*GIVEN INSTRUCTION:* Identify the lines holding "obce" and copy them.

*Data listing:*
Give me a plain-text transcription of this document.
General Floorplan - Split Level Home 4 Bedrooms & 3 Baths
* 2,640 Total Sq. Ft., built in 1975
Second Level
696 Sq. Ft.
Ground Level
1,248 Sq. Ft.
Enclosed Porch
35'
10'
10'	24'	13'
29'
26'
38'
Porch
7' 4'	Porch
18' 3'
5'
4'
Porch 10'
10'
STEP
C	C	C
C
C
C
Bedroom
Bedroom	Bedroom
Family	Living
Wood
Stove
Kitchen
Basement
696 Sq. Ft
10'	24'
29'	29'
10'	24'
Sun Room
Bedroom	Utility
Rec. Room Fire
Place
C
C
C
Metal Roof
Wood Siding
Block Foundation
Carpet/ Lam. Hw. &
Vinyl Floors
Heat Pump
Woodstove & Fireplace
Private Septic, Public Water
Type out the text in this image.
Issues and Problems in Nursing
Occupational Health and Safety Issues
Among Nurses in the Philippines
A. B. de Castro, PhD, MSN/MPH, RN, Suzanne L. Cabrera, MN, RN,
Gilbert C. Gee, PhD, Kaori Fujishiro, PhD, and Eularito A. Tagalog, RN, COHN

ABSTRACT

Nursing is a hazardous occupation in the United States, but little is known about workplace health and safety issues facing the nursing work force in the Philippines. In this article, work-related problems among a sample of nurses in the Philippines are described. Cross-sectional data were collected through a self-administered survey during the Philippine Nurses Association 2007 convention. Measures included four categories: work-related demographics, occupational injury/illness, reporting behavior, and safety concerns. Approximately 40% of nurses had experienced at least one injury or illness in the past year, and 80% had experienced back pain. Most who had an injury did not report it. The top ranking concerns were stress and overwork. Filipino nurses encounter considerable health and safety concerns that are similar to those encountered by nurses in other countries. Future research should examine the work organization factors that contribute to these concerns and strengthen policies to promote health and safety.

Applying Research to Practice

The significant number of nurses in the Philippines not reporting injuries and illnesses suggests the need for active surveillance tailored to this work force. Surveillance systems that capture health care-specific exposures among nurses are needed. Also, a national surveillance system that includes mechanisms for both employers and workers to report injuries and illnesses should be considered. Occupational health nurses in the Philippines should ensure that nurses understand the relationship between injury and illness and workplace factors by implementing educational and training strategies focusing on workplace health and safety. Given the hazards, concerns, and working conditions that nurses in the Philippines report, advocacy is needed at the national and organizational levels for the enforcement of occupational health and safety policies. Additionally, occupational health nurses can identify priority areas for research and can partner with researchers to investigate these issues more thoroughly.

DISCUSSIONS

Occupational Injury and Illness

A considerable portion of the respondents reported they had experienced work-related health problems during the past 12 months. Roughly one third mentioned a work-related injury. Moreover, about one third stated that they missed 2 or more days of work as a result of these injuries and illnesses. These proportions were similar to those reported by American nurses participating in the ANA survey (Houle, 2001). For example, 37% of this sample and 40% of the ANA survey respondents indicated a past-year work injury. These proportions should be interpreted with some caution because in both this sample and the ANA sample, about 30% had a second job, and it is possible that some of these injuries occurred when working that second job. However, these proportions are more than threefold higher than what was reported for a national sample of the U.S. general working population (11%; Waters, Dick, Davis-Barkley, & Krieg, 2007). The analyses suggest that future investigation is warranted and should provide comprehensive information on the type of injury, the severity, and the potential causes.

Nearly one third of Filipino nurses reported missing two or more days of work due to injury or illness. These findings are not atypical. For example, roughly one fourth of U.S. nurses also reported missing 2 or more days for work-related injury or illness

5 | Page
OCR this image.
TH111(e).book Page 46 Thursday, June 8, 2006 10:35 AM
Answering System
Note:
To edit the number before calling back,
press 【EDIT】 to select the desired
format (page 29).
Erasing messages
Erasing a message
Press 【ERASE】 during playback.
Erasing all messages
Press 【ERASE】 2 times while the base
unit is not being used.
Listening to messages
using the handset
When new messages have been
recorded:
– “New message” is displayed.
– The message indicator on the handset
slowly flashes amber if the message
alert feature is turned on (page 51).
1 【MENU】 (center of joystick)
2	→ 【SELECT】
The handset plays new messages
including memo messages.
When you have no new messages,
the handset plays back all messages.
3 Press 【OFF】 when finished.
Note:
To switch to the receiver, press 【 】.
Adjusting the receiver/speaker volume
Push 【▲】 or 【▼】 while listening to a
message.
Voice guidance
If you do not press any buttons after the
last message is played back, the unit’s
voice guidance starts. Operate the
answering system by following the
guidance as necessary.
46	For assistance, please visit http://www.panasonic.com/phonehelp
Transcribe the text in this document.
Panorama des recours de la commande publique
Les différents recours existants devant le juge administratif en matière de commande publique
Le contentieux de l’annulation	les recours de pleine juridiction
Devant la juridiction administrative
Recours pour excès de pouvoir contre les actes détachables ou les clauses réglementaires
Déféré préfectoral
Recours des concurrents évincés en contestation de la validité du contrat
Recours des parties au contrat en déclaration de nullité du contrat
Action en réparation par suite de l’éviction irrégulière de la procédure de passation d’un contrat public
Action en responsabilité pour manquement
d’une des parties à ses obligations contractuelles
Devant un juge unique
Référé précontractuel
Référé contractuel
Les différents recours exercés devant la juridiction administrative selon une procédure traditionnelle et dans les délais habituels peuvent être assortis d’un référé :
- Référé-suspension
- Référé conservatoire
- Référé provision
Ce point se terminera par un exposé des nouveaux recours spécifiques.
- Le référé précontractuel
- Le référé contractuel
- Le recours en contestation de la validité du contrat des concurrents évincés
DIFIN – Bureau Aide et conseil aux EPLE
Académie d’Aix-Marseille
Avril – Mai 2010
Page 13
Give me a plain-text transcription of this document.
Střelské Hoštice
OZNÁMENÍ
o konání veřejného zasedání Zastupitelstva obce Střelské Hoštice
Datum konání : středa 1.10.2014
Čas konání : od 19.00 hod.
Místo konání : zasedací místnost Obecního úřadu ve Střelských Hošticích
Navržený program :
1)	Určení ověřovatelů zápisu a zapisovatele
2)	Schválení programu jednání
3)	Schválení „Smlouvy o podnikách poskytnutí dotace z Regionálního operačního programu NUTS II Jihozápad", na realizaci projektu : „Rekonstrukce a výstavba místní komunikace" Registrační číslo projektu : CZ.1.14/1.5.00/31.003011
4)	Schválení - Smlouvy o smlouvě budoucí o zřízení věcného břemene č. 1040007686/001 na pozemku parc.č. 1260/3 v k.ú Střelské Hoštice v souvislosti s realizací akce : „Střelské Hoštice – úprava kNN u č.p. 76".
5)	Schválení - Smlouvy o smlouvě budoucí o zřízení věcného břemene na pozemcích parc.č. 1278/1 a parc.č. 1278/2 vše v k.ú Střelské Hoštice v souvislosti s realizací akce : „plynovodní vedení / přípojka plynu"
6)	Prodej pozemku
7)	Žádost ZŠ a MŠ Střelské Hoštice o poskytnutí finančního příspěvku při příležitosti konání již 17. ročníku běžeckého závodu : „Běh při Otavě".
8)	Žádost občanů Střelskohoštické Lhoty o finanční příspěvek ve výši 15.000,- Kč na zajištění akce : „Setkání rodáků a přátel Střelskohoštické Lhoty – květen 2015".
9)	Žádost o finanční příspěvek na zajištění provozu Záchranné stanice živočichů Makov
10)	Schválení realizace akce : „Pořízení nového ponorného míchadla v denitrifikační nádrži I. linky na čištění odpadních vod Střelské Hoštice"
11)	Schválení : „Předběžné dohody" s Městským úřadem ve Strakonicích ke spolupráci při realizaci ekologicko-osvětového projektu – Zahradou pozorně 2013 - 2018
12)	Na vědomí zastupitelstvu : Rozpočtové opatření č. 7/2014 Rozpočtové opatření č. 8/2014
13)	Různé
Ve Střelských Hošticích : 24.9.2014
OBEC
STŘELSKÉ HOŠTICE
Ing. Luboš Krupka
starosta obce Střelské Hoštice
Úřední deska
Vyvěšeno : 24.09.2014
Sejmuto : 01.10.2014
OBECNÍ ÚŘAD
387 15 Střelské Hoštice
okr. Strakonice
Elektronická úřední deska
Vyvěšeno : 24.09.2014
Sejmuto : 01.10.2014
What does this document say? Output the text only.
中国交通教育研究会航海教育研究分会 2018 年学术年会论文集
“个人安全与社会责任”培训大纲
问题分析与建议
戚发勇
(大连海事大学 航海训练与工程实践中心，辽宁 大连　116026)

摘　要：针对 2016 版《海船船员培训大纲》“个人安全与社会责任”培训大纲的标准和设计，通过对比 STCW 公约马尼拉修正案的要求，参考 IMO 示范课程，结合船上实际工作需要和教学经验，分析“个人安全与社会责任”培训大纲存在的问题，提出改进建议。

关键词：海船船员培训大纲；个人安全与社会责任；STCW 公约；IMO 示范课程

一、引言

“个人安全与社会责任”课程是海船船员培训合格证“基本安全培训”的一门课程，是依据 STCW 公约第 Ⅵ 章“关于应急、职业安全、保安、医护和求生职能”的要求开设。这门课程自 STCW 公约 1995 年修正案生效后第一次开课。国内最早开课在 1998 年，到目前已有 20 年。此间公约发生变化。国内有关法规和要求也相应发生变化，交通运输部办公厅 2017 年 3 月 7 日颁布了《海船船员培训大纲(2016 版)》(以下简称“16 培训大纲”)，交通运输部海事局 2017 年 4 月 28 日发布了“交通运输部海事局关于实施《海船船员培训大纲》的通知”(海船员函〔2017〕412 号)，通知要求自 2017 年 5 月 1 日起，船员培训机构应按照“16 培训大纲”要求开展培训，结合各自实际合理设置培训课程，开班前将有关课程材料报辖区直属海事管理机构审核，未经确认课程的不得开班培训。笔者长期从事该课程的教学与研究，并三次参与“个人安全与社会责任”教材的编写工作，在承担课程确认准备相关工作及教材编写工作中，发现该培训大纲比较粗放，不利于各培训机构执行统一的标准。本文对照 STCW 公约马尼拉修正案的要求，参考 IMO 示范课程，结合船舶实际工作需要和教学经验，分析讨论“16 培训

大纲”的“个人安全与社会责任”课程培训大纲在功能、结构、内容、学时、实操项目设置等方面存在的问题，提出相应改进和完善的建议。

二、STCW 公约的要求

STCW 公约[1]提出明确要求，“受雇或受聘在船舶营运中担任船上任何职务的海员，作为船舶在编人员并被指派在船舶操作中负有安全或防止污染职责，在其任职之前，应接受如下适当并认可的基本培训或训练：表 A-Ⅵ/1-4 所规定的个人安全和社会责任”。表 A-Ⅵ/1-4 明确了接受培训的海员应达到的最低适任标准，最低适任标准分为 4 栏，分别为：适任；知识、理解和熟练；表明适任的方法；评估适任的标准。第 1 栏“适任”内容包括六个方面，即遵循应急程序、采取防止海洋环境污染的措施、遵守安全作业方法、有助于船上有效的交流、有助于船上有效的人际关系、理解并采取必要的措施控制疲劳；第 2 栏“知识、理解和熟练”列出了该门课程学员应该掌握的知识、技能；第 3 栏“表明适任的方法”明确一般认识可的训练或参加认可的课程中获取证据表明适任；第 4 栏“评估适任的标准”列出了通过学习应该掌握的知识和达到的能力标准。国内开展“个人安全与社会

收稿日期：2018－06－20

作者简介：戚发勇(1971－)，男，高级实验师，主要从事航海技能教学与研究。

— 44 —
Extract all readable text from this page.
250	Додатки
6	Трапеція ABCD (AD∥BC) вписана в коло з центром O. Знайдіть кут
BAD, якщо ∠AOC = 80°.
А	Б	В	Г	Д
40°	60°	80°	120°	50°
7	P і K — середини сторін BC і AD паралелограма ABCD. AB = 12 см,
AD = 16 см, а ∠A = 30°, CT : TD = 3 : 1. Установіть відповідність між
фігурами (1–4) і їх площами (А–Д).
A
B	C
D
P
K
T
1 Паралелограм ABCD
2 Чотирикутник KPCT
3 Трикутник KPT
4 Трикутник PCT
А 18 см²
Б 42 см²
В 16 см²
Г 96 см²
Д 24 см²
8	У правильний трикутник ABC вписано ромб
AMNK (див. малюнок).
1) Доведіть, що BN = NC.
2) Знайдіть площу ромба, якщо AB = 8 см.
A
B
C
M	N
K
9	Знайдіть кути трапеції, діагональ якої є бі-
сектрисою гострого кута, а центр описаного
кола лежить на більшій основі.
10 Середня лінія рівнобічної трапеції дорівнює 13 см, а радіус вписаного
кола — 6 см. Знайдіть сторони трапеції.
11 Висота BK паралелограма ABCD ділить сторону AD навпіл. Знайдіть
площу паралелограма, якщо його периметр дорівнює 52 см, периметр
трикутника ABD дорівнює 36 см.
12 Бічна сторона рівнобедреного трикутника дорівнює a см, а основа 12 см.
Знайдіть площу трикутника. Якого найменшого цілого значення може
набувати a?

*COMPLETED TASK:*
o konání veřejného zasedání Zastupitelstva obce Střelské Hoštice
starosta obce Střelské Hoštice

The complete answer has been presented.